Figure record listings
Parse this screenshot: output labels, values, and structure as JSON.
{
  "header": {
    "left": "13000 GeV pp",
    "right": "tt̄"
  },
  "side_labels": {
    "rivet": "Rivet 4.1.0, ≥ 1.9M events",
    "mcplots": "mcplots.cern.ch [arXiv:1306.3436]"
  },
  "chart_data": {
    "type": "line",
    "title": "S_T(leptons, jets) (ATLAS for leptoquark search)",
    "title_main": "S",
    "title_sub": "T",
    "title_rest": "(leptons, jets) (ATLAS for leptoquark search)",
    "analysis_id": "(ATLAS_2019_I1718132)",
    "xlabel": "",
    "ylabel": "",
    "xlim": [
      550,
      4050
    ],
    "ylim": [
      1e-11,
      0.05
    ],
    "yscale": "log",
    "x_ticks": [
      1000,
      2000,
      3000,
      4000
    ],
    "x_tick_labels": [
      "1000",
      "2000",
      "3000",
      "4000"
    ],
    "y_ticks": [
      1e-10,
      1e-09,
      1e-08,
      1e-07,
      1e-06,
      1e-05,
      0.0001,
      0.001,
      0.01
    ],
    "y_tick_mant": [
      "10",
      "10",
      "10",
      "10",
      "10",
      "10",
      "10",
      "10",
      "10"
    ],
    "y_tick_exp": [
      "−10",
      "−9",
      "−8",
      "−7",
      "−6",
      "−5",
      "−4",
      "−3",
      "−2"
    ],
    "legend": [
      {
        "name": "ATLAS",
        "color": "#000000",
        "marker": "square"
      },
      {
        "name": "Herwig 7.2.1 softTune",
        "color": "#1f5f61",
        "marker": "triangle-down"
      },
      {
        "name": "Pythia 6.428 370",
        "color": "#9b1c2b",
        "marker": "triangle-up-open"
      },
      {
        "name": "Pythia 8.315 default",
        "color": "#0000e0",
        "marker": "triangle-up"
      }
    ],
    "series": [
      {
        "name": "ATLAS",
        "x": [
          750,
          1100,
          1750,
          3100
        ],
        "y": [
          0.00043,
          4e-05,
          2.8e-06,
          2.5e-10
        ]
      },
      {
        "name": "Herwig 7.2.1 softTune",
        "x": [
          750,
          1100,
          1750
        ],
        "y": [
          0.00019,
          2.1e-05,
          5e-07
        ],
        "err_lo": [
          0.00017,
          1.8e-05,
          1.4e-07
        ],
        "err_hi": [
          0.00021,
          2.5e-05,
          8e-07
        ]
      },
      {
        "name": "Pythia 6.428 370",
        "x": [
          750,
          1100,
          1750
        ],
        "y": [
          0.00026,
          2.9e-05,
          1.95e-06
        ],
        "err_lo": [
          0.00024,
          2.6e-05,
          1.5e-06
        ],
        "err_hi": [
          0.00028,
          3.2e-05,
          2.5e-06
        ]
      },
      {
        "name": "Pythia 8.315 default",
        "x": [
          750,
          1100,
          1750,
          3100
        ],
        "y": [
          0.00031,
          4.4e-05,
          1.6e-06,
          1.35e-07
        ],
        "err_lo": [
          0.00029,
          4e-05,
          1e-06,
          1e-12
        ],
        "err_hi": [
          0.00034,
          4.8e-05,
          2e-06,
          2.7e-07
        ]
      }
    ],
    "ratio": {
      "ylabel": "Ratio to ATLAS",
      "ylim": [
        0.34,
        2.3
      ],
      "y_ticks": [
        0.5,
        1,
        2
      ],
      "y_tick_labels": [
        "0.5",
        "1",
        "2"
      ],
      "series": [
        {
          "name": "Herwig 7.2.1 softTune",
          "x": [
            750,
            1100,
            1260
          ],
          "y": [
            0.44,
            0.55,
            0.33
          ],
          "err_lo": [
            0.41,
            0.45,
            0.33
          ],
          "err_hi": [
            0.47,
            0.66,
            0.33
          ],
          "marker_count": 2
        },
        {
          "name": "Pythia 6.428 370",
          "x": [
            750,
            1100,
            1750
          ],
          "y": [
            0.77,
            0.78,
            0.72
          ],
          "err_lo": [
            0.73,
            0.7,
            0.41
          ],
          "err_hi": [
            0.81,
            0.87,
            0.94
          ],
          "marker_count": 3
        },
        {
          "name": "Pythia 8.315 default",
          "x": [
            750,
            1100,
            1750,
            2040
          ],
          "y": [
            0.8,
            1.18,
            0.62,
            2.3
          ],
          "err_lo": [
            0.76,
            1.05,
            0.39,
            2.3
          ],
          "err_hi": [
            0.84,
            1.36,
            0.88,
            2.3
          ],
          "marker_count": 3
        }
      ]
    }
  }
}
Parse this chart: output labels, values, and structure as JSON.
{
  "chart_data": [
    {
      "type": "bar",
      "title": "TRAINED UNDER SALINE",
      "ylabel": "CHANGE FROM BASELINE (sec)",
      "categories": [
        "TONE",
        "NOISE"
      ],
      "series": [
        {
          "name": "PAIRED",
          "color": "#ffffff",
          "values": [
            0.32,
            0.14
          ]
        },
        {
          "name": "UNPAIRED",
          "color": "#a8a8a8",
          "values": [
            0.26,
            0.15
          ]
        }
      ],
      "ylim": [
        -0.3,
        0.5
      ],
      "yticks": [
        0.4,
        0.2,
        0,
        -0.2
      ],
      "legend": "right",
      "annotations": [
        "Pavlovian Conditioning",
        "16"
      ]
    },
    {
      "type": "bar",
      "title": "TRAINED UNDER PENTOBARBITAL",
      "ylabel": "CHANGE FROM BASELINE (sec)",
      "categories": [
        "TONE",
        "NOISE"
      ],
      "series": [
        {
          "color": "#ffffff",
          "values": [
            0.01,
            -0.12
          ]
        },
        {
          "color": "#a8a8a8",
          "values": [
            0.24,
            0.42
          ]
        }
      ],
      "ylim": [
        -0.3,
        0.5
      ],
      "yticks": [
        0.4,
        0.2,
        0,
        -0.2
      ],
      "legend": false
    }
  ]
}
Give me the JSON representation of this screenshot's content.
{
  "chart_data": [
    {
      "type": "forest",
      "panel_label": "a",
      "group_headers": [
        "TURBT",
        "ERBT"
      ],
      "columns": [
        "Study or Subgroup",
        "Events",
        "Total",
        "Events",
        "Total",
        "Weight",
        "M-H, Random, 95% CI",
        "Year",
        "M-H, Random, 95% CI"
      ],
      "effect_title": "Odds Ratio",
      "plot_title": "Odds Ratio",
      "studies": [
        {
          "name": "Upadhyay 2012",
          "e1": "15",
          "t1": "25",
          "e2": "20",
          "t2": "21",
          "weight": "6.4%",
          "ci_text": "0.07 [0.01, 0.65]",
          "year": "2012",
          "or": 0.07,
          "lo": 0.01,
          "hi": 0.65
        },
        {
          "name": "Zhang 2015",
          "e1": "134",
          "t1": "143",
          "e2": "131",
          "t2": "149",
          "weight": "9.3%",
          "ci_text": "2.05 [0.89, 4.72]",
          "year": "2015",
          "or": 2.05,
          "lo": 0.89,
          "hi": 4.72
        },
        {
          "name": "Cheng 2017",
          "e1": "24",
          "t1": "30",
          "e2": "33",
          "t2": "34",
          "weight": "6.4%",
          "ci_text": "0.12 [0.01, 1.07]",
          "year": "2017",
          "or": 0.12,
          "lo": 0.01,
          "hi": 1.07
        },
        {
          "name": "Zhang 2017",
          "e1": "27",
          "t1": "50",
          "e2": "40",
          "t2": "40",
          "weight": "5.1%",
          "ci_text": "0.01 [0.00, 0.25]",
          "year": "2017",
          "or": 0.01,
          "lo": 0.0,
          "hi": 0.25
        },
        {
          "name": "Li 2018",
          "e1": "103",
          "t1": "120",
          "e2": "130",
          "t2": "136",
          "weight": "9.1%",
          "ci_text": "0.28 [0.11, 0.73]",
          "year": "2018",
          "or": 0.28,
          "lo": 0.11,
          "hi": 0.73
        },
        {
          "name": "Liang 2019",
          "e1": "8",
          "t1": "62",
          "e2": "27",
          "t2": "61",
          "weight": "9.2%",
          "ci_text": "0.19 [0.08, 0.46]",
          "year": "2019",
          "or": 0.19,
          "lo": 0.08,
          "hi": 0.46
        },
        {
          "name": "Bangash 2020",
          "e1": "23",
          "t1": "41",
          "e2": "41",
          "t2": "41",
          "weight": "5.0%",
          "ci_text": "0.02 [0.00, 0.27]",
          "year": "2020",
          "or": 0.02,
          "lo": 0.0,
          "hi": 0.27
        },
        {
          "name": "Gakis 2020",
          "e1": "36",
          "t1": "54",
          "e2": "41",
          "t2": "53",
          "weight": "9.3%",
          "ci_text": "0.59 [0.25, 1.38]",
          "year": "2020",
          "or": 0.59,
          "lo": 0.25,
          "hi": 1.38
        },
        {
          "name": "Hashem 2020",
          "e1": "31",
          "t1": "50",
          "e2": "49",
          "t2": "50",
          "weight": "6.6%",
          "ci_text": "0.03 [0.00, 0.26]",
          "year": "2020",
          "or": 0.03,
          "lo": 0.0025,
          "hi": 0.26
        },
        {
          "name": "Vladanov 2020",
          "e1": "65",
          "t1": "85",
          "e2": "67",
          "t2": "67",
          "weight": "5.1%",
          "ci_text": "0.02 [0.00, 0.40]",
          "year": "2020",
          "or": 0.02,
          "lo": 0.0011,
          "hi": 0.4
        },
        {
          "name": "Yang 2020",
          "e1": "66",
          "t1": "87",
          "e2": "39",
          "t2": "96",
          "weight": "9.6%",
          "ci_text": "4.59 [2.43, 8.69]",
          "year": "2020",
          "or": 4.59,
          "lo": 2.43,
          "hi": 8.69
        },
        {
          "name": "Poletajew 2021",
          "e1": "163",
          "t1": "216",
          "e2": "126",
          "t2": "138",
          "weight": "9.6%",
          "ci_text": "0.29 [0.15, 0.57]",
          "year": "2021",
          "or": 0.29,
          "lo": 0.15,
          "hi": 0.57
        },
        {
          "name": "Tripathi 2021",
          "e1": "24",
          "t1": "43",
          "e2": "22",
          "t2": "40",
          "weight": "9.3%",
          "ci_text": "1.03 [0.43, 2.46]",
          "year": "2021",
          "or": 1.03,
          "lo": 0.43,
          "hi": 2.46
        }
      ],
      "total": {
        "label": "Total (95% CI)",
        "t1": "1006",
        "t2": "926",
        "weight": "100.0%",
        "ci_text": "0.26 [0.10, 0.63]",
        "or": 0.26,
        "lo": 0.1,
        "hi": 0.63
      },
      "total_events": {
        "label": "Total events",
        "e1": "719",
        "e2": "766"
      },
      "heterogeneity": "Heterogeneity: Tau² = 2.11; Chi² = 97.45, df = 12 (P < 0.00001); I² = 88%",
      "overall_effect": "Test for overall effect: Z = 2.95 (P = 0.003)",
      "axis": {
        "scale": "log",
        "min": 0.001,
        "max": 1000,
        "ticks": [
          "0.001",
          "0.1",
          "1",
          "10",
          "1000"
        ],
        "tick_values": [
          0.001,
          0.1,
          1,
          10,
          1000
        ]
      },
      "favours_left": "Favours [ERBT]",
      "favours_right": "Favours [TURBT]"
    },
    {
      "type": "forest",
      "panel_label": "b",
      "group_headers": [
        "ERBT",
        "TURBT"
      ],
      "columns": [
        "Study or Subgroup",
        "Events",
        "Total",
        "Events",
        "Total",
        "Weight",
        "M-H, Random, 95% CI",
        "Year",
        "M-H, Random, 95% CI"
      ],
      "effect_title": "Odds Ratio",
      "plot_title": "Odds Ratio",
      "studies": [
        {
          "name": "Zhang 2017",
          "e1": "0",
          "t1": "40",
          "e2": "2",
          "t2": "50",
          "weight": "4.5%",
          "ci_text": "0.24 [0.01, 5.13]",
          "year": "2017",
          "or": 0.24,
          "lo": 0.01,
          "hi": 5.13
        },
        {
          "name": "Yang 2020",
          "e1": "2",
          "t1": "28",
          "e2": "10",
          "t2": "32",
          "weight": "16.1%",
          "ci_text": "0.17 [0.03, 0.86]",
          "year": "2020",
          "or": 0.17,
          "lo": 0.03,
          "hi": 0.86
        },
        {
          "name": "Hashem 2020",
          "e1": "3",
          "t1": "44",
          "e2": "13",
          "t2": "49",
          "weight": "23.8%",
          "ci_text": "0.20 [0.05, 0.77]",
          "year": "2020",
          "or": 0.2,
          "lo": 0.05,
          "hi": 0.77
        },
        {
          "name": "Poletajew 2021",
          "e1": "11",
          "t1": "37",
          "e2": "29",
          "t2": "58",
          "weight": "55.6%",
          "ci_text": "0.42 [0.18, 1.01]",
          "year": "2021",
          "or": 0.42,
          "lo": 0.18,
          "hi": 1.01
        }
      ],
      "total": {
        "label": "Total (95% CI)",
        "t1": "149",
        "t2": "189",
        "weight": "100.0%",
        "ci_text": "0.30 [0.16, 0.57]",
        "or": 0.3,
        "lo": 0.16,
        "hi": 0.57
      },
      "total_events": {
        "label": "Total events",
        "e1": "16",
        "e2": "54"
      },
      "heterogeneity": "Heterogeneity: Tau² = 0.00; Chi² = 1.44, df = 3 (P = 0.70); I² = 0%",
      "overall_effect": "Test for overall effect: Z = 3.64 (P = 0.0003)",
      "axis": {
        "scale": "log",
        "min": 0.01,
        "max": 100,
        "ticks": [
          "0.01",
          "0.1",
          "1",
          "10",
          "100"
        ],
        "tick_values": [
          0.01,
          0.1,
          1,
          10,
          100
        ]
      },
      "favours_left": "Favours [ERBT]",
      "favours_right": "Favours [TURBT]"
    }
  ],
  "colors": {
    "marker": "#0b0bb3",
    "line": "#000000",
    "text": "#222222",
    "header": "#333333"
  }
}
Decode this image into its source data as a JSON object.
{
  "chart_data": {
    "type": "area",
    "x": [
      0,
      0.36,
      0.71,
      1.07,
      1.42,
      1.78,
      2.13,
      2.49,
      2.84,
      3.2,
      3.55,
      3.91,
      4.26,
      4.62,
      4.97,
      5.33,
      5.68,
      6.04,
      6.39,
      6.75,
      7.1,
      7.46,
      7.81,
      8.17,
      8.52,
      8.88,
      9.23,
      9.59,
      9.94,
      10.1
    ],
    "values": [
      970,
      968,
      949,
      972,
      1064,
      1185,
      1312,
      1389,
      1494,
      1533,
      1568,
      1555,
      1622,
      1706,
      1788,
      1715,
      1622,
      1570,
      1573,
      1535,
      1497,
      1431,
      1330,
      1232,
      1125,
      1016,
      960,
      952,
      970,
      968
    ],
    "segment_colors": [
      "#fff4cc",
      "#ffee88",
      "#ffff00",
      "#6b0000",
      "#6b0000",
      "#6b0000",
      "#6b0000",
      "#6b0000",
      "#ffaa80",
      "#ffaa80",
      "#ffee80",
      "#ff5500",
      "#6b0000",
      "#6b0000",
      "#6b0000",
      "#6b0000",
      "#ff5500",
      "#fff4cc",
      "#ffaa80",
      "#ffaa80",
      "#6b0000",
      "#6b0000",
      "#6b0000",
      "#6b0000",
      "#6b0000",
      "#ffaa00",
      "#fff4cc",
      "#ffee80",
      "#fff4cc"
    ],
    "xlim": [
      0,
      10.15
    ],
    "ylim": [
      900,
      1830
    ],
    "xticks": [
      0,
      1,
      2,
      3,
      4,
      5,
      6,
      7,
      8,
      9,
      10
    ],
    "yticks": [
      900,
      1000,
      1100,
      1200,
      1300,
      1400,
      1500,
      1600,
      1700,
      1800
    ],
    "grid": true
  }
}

■ Written instruction ■
For this exercise, gather every line of the data that contains the word "screenshot".

■ Correct result ■
Parse this screenshot: output labels, values, and structure as JSON.
Give me the JSON representation of this screenshot's content.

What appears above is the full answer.